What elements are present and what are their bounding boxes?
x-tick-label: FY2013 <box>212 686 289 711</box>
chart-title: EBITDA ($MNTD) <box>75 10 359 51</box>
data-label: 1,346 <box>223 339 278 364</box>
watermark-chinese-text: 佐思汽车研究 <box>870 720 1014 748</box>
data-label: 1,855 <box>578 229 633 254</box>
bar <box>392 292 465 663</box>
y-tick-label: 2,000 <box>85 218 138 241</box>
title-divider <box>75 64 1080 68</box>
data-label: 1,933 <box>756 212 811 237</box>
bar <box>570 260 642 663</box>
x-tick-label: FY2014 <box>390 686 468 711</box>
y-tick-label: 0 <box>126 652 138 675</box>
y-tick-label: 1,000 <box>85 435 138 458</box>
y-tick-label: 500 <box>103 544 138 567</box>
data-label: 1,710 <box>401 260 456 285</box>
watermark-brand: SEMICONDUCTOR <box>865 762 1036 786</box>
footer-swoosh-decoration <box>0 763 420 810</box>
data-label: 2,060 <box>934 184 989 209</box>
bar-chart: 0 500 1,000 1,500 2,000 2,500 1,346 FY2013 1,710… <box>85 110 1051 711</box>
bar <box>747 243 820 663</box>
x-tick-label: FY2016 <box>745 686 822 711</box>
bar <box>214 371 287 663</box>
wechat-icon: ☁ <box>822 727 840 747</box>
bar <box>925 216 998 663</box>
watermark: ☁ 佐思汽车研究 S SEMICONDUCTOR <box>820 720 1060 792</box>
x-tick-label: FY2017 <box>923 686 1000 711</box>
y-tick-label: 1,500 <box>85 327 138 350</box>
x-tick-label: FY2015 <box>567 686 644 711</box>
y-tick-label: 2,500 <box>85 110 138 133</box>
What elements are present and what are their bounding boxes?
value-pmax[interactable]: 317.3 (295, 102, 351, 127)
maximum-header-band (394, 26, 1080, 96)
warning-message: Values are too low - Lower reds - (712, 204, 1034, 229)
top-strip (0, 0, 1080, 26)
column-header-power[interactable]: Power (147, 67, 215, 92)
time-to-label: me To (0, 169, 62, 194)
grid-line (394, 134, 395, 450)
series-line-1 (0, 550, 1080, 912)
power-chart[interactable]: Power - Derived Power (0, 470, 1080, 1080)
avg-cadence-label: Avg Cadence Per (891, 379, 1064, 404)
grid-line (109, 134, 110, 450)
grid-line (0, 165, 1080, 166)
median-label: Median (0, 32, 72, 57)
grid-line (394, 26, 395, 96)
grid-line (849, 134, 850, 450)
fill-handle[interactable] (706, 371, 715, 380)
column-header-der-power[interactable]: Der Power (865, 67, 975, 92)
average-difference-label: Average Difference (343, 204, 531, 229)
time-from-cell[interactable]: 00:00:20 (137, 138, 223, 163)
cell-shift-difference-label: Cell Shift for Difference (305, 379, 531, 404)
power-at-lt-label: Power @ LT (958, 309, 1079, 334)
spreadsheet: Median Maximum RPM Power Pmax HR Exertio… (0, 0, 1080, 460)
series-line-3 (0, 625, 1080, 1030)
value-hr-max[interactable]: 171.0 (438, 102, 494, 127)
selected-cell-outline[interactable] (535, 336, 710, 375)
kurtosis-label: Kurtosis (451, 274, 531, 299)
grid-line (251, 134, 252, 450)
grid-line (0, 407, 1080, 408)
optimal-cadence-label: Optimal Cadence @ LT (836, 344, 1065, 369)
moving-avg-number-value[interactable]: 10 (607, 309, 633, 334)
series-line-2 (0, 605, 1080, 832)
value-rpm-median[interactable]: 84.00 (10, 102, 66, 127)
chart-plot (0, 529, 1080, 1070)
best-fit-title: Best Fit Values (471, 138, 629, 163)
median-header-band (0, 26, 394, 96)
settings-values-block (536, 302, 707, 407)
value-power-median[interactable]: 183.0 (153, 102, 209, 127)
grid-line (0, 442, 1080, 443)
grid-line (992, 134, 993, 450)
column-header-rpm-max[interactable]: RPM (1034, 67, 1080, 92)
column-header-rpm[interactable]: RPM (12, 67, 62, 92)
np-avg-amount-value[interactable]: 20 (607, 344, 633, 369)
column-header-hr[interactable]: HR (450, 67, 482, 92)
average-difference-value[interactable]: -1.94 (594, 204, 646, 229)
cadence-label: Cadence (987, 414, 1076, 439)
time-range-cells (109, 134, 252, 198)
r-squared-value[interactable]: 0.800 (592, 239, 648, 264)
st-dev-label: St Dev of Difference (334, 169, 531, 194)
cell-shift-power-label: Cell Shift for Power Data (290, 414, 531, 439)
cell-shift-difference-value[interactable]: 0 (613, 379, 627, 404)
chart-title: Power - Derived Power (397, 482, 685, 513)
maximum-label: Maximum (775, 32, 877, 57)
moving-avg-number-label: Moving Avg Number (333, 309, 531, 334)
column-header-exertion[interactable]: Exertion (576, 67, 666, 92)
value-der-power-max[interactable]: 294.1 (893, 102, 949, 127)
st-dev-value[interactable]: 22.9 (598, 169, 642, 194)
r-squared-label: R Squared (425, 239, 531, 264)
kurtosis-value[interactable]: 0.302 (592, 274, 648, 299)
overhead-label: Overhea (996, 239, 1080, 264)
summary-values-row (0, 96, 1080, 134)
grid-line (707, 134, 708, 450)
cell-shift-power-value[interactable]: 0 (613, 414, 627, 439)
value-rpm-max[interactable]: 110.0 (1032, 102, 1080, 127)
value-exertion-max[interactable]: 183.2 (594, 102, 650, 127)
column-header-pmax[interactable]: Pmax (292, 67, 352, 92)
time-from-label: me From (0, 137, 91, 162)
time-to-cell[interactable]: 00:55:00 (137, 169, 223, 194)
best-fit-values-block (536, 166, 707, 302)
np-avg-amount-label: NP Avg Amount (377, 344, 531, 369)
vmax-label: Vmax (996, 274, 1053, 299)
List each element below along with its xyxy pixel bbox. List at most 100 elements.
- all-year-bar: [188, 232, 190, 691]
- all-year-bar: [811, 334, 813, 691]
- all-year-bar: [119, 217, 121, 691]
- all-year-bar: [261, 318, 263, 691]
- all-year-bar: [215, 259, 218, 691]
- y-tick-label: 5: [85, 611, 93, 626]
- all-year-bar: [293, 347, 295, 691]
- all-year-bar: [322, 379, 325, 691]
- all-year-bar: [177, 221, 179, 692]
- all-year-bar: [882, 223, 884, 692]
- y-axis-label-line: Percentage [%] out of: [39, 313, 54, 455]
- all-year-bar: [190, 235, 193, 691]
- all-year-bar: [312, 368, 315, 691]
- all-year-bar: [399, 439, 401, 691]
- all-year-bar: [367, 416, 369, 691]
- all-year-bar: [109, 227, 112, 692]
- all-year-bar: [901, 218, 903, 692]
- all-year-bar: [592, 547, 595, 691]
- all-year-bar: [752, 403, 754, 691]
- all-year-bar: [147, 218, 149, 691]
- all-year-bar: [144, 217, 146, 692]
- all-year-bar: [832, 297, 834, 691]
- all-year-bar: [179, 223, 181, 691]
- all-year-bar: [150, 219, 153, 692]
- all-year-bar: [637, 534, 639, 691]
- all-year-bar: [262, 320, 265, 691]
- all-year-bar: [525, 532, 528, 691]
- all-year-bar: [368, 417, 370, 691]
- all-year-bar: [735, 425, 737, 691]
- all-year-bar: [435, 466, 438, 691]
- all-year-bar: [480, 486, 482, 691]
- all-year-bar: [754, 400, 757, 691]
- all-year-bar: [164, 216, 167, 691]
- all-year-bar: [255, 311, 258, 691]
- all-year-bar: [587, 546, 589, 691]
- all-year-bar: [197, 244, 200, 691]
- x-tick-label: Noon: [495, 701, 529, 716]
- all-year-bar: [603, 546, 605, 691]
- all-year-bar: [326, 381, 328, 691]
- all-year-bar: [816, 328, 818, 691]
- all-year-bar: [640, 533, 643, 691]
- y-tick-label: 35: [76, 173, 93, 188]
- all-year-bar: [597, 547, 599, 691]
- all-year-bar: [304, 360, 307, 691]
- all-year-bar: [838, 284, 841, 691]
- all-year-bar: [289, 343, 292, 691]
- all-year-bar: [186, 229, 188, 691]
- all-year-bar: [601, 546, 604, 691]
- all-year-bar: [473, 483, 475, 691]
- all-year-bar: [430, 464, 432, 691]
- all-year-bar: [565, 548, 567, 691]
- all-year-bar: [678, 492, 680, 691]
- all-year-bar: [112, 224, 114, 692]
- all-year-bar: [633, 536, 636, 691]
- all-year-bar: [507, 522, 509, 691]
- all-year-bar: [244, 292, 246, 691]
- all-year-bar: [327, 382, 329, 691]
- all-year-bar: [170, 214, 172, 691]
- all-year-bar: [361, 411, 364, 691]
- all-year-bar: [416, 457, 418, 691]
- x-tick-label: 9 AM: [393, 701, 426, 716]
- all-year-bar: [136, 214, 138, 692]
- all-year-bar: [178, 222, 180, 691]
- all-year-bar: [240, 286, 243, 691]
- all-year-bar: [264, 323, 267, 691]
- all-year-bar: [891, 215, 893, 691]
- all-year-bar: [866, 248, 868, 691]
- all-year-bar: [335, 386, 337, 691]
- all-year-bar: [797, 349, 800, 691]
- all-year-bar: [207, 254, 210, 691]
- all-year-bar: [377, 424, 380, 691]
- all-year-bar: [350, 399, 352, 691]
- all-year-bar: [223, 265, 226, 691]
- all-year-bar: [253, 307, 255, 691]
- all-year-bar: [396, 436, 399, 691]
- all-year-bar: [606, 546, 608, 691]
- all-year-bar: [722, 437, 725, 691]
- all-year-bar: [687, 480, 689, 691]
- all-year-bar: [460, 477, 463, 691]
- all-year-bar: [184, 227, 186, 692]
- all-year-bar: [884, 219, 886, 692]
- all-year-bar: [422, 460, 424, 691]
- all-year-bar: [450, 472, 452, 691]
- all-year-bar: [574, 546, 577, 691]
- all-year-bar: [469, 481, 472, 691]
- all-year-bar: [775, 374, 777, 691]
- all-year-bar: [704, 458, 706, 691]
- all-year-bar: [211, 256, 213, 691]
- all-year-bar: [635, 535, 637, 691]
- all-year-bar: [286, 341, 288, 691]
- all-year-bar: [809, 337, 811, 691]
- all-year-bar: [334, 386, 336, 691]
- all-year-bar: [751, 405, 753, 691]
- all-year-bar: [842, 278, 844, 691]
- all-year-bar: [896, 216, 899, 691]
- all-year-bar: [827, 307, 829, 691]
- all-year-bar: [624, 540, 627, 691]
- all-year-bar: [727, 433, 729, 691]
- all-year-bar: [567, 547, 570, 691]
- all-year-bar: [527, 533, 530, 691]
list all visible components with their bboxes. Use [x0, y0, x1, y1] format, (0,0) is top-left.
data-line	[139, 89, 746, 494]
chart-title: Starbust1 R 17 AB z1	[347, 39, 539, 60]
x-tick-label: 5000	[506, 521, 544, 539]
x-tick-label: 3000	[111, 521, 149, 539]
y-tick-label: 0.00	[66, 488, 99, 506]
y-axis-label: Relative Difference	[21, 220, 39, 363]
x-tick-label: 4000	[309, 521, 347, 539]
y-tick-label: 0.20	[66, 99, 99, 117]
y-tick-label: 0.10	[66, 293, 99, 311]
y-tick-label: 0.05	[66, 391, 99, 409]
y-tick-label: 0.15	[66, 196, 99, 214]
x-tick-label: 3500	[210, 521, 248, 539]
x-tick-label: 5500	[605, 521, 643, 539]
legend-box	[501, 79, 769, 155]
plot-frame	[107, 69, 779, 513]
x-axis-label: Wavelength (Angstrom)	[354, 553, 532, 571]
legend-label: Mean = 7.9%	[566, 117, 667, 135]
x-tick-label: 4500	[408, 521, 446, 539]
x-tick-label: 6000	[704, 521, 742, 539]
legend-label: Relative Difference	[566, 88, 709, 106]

_TASK DIRECTIONS:_ Reproduce the listing verbatim from its start through the line containing "x-tick-label: FY2015 <box>567".

_WRITTEN RESPONSE:_
What elements are present and what are their bounding boxes?
x-tick-label: FY2013 <box>212 686 289 711</box>
chart-title: EBITDA ($MNTD) <box>75 10 359 51</box>
data-label: 1,346 <box>223 339 278 364</box>
watermark-chinese-text: 佐思汽车研究 <box>870 720 1014 748</box>
data-label: 1,855 <box>578 229 633 254</box>
bar <box>392 292 465 663</box>
y-tick-label: 2,000 <box>85 218 138 241</box>
title-divider <box>75 64 1080 68</box>
data-label: 1,933 <box>756 212 811 237</box>
bar <box>570 260 642 663</box>
x-tick-label: FY2014 <box>390 686 468 711</box>
y-tick-label: 0 <box>126 652 138 675</box>
y-tick-label: 1,000 <box>85 435 138 458</box>
y-tick-label: 500 <box>103 544 138 567</box>
data-label: 1,710 <box>401 260 456 285</box>
watermark-brand: SEMICONDUCTOR <box>865 762 1036 786</box>
footer-swoosh-decoration <box>0 763 420 810</box>
data-label: 2,060 <box>934 184 989 209</box>
bar-chart: 0 500 1,000 1,500 2,000 2,500 1,346 FY2013 1,710… <box>85 110 1051 711</box>
bar <box>747 243 820 663</box>
x-tick-label: FY2016 <box>745 686 822 711</box>
bar <box>214 371 287 663</box>
wechat-icon: ☁ <box>822 727 840 747</box>
bar <box>925 216 998 663</box>
watermark: ☁ 佐思汽车研究 S SEMICONDUCTOR <box>820 720 1060 792</box>
x-tick-label: FY2017 <box>923 686 1000 711</box>
y-tick-label: 1,500 <box>85 327 138 350</box>
x-tick-label: FY2015 <box>567 686 644 711</box>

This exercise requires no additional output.